[A run of records]
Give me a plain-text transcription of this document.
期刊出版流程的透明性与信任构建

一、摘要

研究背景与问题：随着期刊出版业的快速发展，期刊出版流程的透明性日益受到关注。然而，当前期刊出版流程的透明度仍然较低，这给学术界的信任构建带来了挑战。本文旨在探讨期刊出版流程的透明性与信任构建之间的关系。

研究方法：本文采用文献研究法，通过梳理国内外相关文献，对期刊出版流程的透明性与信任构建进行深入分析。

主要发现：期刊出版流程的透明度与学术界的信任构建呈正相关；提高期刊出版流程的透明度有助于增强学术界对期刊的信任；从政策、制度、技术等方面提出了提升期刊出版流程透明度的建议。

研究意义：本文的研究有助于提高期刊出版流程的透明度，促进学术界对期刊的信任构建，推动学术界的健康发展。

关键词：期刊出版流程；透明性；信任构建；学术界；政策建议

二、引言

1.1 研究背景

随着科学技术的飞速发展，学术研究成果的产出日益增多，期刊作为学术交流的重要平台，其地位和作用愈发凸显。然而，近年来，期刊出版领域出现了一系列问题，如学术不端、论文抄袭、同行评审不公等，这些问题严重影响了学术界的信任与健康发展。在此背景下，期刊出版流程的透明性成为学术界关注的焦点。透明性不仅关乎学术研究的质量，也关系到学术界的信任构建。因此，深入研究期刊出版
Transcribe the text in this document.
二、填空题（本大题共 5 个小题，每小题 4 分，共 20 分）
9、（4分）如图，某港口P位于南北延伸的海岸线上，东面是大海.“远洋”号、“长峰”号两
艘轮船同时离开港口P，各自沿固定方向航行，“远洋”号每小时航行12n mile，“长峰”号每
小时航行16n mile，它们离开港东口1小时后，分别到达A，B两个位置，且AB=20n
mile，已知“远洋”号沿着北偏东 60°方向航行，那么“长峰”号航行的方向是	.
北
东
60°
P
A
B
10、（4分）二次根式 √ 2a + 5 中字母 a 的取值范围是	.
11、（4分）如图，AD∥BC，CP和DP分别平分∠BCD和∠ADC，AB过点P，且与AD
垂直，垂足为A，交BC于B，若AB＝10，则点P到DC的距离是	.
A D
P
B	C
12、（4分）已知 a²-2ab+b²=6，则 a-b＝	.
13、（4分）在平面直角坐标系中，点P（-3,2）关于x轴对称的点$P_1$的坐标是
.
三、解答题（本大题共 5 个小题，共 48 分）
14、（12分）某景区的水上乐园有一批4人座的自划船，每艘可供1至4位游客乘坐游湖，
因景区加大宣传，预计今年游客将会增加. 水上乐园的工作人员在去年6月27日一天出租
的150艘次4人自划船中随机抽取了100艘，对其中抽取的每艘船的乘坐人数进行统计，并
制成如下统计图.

AIM OF THE EXERCISE: Every entry should be output exactly as written, please.

WRITTEN ANSWER:
Give me a plain-text transcription of this document.
期刊出版流程的透明性与信任构建

一、摘要

研究背景与问题：随着期刊出版业的快速发展，期刊出版流程的透明性日益受到关注。然而，当前期刊出版流程的透明度仍然较低，这给学术界的信任构建带来了挑战。本文旨在探讨期刊出版流程的透明性与信任构建之间的关系。

研究方法：本文采用文献研究法，通过梳理国内外相关文献，对期刊出版流程的透明性与信任构建进行深入分析。

主要发现：期刊出版流程的透明度与学术界的信任构建呈正相关；提高期刊出版流程的透明度有助于增强学术界对期刊的信任；从政策、制度、技术等方面提出了提升期刊出版流程透明度的建议。

研究意义：本文的研究有助于提高期刊出版流程的透明度，促进学术界对期刊的信任构建，推动学术界的健康发展。

关键词：期刊出版流程；透明性；信任构建；学术界；政策建议

二、引言

1.1 研究背景

随着科学技术的飞速发展，学术研究成果的产出日益增多，期刊作为学术交流的重要平台，其地位和作用愈发凸显。然而，近年来，期刊出版领域出现了一系列问题，如学术不端、论文抄袭、同行评审不公等，这些问题严重影响了学术界的信任与健康发展。在此背景下，期刊出版流程的透明性成为学术界关注的焦点。透明性不仅关乎学术研究的质量，也关系到学术界的信任构建。因此，深入研究期刊出版
Transcribe the text in this document.
二、填空题（本大题共 5 个小题，每小题 4 分，共 20 分）
9、（4分）如图，某港口P位于南北延伸的海岸线上，东面是大海.“远洋”号、“长峰”号两
艘轮船同时离开港口P，各自沿固定方向航行，“远洋”号每小时航行12n mile，“长峰”号每
小时航行16n mile，它们离开港东口1小时后，分别到达A，B两个位置，且AB=20n
mile，已知“远洋”号沿着北偏东 60°方向航行，那么“长峰”号航行的方向是	.
北
东
60°
P
A
B
10、（4分）二次根式 √ 2a + 5 中字母 a 的取值范围是	.
11、（4分）如图，AD∥BC，CP和DP分别平分∠BCD和∠ADC，AB过点P，且与AD
垂直，垂足为A，交BC于B，若AB＝10，则点P到DC的距离是	.
A D
P
B	C
12、（4分）已知 a²-2ab+b²=6，则 a-b＝	.
13、（4分）在平面直角坐标系中，点P（-3,2）关于x轴对称的点$P_1$的坐标是
.
三、解答题（本大题共 5 个小题，共 48 分）
14、（12分）某景区的水上乐园有一批4人座的自划船，每艘可供1至4位游客乘坐游湖，
因景区加大宣传，预计今年游客将会增加. 水上乐园的工作人员在去年6月27日一天出租
的150艘次4人自划船中随机抽取了100艘，对其中抽取的每艘船的乘坐人数进行统计，并
制成如下统计图.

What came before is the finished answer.